## EXERCISE INSTRUCTIONS
Copy each line of the data below exactly, leaving out pictures.

====== INFORMATION SHOWN

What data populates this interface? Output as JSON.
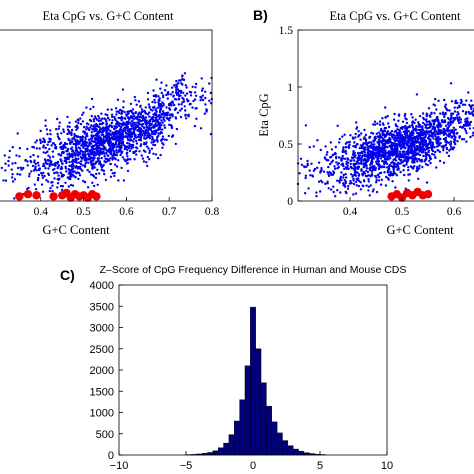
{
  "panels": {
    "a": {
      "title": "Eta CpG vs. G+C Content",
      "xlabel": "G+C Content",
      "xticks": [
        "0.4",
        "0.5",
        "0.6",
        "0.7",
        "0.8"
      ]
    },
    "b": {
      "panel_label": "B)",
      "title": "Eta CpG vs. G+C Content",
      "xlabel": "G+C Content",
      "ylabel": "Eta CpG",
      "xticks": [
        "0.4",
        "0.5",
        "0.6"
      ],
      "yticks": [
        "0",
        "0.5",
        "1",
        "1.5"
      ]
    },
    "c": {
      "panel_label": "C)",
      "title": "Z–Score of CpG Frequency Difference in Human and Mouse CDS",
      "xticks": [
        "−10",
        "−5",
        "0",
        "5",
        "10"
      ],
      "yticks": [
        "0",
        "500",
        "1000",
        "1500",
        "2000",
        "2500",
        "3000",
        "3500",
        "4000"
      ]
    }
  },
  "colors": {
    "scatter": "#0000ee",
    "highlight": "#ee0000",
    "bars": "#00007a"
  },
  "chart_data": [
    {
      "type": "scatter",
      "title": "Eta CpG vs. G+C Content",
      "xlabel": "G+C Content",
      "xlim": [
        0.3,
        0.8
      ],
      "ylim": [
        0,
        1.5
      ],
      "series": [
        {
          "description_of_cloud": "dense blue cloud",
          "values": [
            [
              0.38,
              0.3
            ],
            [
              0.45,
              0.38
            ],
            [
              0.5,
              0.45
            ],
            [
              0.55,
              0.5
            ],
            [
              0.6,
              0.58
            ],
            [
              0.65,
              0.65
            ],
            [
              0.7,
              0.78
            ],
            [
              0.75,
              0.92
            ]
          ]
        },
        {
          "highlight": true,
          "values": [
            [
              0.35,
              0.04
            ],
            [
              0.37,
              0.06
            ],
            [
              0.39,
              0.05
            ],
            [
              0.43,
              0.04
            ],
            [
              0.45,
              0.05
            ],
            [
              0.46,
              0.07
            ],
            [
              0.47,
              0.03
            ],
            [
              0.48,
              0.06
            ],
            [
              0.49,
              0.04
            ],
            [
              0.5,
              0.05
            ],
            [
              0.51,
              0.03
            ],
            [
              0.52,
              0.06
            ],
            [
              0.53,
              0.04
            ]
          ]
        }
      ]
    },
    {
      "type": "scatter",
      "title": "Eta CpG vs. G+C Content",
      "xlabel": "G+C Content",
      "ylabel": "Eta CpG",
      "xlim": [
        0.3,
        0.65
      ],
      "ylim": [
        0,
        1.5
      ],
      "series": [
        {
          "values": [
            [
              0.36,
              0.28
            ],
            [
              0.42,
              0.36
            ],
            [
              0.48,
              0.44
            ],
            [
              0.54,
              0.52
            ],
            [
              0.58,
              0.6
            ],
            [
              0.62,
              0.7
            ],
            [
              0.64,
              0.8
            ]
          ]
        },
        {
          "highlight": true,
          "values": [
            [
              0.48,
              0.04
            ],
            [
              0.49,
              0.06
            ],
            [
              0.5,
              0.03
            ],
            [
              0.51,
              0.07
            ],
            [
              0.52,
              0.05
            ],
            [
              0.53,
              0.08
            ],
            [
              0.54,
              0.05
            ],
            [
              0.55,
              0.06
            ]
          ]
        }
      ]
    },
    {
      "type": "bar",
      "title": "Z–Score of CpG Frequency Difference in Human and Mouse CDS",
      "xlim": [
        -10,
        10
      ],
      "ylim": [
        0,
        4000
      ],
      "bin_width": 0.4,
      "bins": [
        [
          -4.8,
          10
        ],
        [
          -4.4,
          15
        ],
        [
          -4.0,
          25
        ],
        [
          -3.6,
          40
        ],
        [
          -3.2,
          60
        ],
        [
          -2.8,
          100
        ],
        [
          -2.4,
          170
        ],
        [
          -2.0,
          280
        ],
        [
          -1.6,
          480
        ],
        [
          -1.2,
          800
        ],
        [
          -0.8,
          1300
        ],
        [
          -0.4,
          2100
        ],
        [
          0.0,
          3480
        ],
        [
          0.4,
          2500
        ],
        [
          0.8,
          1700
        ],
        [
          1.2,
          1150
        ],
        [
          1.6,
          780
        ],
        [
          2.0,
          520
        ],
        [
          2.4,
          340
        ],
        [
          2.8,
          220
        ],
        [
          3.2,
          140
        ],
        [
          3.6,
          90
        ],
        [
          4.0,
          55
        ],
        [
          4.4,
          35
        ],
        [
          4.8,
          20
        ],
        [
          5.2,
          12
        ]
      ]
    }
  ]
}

============

## RESPONSE TO THIS TASK
What data populates this interface? Output as JSON.
{
  "panels": {
    "a": {
      "title": "Eta CpG vs. G+C Content",
      "xlabel": "G+C Content",
      "xticks": [
        "0.4",
        "0.5",
        "0.6",
        "0.7",
        "0.8"
      ]
    },
    "b": {
      "panel_label": "B)",
      "title": "Eta CpG vs. G+C Content",
      "xlabel": "G+C Content",
      "ylabel": "Eta CpG",
      "xticks": [
        "0.4",
        "0.5",
        "0.6"
      ],
      "yticks": [
        "0",
        "0.5",
        "1",
        "1.5"
      ]
    },
    "c": {
      "panel_label": "C)",
      "title": "Z–Score of CpG Frequency Difference in Human and Mouse CDS",
      "xticks": [
        "−10",
        "−5",
        "0",
        "5",
        "10"
      ],
      "yticks": [
        "0",
        "500",
        "1000",
        "1500",
        "2000",
        "2500",
        "3000",
        "3500",
        "4000"
      ]
    }
  },
  "colors": {
    "scatter": "#0000ee",
    "highlight": "#ee0000",
    "bars": "#00007a"
  },
  "chart_data": [
    {
      "type": "scatter",
      "title": "Eta CpG vs. G+C Content",
      "xlabel": "G+C Content",
      "xlim": [
        0.3,
        0.8
      ],
      "ylim": [
        0,
        1.5
      ],
      "series": [
        {
          "description_of_cloud": "dense blue cloud",
          "values": [
            [
              0.38,
              0.3
            ],
            [
              0.45,
              0.38
            ],
            [
              0.5,
              0.45
            ],
            [
              0.55,
              0.5
            ],
            [
              0.6,
              0.58
            ],
            [
              0.65,
              0.65
            ],
            [
              0.7,
              0.78
            ],
            [
              0.75,
              0.92
            ]
          ]
        },
        {
          "highlight": true,
          "values": [
            [
              0.35,
              0.04
            ],
            [
              0.37,
              0.06
            ],
            [
              0.39,
              0.05
            ],
            [
              0.43,
              0.04
            ],
            [
              0.45,
              0.05
            ],
            [
              0.46,
              0.07
            ],
            [
              0.47,
              0.03
            ],
            [
              0.48,
              0.06
            ],
            [
              0.49,
              0.04
            ],
            [
              0.5,
              0.05
            ],
            [
              0.51,
              0.03
            ],
            [
              0.52,
              0.06
            ],
            [
              0.53,
              0.04
            ]
          ]
        }
      ]
    },
    {
      "type": "scatter",
      "title": "Eta CpG vs. G+C Content",
      "xlabel": "G+C Content",
      "ylabel": "Eta CpG",
      "xlim": [
        0.3,
        0.65
      ],
      "ylim": [
        0,
        1.5
      ],
      "series": [
        {
          "values": [
            [
              0.36,
              0.28
            ],
            [
              0.42,
              0.36
            ],
            [
              0.48,
              0.44
            ],
            [
              0.54,
              0.52
            ],
            [
              0.58,
              0.6
            ],
            [
              0.62,
              0.7
            ],
            [
              0.64,
              0.8
            ]
          ]
        },
        {
          "highlight": true,
          "values": [
            [
              0.48,
              0.04
            ],
            [
              0.49,
              0.06
            ],
            [
              0.5,
              0.03
            ],
            [
              0.51,
              0.07
            ],
            [
              0.52,
              0.05
            ],
            [
              0.53,
              0.08
            ],
            [
              0.54,
              0.05
            ],
            [
              0.55,
              0.06
            ]
          ]
        }
      ]
    },
    {
      "type": "bar",
      "title": "Z–Score of CpG Frequency Difference in Human and Mouse CDS",
      "xlim": [
        -10,
        10
      ],
      "ylim": [
        0,
        4000
      ],
      "bin_width": 0.4,
      "bins": [
        [
          -4.8,
          10
        ],
        [
          -4.4,
          15
        ],
        [
          -4.0,
          25
        ],
        [
          -3.6,
          40
        ],
        [
          -3.2,
          60
        ],
        [
          -2.8,
          100
        ],
        [
          -2.4,
          170
        ],
        [
          -2.0,
          280
        ],
        [
          -1.6,
          480
        ],
        [
          -1.2,
          800
        ],
        [
          -0.8,
          1300
        ],
        [
          -0.4,
          2100
        ],
        [
          0.0,
          3480
        ],
        [
          0.4,
          2500
        ],
        [
          0.8,
          1700
        ],
        [
          1.2,
          1150
        ],
        [
          1.6,
          780
        ],
        [
          2.0,
          520
        ],
        [
          2.4,
          340
        ],
        [
          2.8,
          220
        ],
        [
          3.2,
          140
        ],
        [
          3.6,
          90
        ],
        [
          4.0,
          55
        ],
        [
          4.4,
          35
        ],
        [
          4.8,
          20
        ],
        [
          5.2,
          12
        ]
      ]
    }
  ]
}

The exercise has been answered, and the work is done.